[Chart and figure data]
☆ ☆ ☆ ☆ ☆

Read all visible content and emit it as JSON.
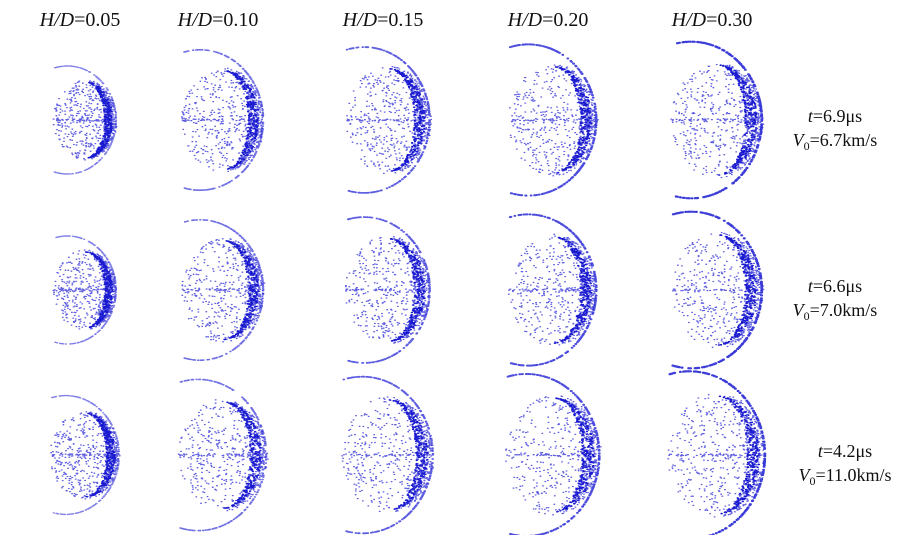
{
  "columns": [
    {
      "param": "H/D",
      "value": "=0.05"
    },
    {
      "param": "H/D",
      "value": "=0.10"
    },
    {
      "param": "H/D",
      "value": "=0.15"
    },
    {
      "param": "H/D",
      "value": "=0.20"
    },
    {
      "param": "H/D",
      "value": "=0.30"
    }
  ],
  "rows": [
    {
      "t_symbol": "t",
      "t_value": "=6.9μs",
      "v_symbol": "V",
      "v_subscript": "0",
      "v_value": "=6.7km/s"
    },
    {
      "t_symbol": "t",
      "t_value": "=6.6μs",
      "v_symbol": "V",
      "v_subscript": "0",
      "v_value": "=7.0km/s"
    },
    {
      "t_symbol": "t",
      "t_value": "=4.2μs",
      "v_symbol": "V",
      "v_subscript": "0",
      "v_value": "=11.0km/s"
    }
  ]
}
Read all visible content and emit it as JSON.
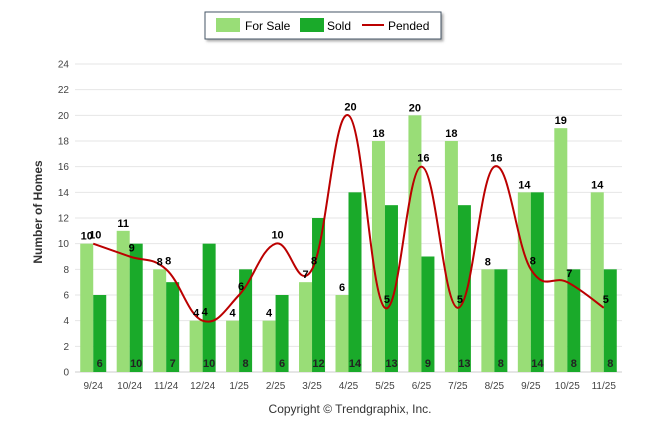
{
  "chart_data": {
    "type": "bar",
    "categories": [
      "9/24",
      "10/24",
      "11/24",
      "12/24",
      "1/25",
      "2/25",
      "3/25",
      "4/25",
      "5/25",
      "6/25",
      "7/25",
      "8/25",
      "9/25",
      "10/25",
      "11/25"
    ],
    "series": [
      {
        "name": "For Sale",
        "kind": "bar",
        "color": "#99dd77",
        "values": [
          10,
          11,
          8,
          4,
          4,
          4,
          7,
          6,
          18,
          20,
          18,
          8,
          14,
          19,
          14
        ]
      },
      {
        "name": "Sold",
        "kind": "bar",
        "color": "#1aaa2a",
        "values": [
          6,
          10,
          7,
          10,
          8,
          6,
          12,
          14,
          13,
          9,
          13,
          8,
          14,
          8,
          8
        ]
      },
      {
        "name": "Pended",
        "kind": "line",
        "color": "#bb0000",
        "values": [
          10,
          9,
          8,
          4,
          6,
          10,
          8,
          20,
          5,
          16,
          5,
          16,
          8,
          7,
          5
        ]
      }
    ],
    "title": "",
    "xlabel": "",
    "ylabel": "Number of Homes",
    "ylim": [
      0,
      24
    ],
    "yticks": [
      0,
      2,
      4,
      6,
      8,
      10,
      12,
      14,
      16,
      18,
      20,
      22,
      24
    ],
    "grid": true,
    "legend": "top-center",
    "footer": "Copyright © Trendgraphix, Inc."
  }
}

☆ ☆ ☆ ☆ ☆

- TASK BRIEF -
Set down every record once more, word for word, without pictures.

- THE RESPONSE -
Read all visible content and emit it as JSON.
{
  "columns": [
    {
      "param": "H/D",
      "value": "=0.05"
    },
    {
      "param": "H/D",
      "value": "=0.10"
    },
    {
      "param": "H/D",
      "value": "=0.15"
    },
    {
      "param": "H/D",
      "value": "=0.20"
    },
    {
      "param": "H/D",
      "value": "=0.30"
    }
  ],
  "rows": [
    {
      "t_symbol": "t",
      "t_value": "=6.9μs",
      "v_symbol": "V",
      "v_subscript": "0",
      "v_value": "=6.7km/s"
    },
    {
      "t_symbol": "t",
      "t_value": "=6.6μs",
      "v_symbol": "V",
      "v_subscript": "0",
      "v_value": "=7.0km/s"
    },
    {
      "t_symbol": "t",
      "t_value": "=4.2μs",
      "v_symbol": "V",
      "v_subscript": "0",
      "v_value": "=11.0km/s"
    }
  ]
}
Read all visible content and emit it as JSON.
{
  "chart_data": {
    "type": "bar",
    "categories": [
      "9/24",
      "10/24",
      "11/24",
      "12/24",
      "1/25",
      "2/25",
      "3/25",
      "4/25",
      "5/25",
      "6/25",
      "7/25",
      "8/25",
      "9/25",
      "10/25",
      "11/25"
    ],
    "series": [
      {
        "name": "For Sale",
        "kind": "bar",
        "color": "#99dd77",
        "values": [
          10,
          11,
          8,
          4,
          4,
          4,
          7,
          6,
          18,
          20,
          18,
          8,
          14,
          19,
          14
        ]
      },
      {
        "name": "Sold",
        "kind": "bar",
        "color": "#1aaa2a",
        "values": [
          6,
          10,
          7,
          10,
          8,
          6,
          12,
          14,
          13,
          9,
          13,
          8,
          14,
          8,
          8
        ]
      },
      {
        "name": "Pended",
        "kind": "line",
        "color": "#bb0000",
        "values": [
          10,
          9,
          8,
          4,
          6,
          10,
          8,
          20,
          5,
          16,
          5,
          16,
          8,
          7,
          5
        ]
      }
    ],
    "title": "",
    "xlabel": "",
    "ylabel": "Number of Homes",
    "ylim": [
      0,
      24
    ],
    "yticks": [
      0,
      2,
      4,
      6,
      8,
      10,
      12,
      14,
      16,
      18,
      20,
      22,
      24
    ],
    "grid": true,
    "legend": "top-center",
    "footer": "Copyright © Trendgraphix, Inc."
  }
}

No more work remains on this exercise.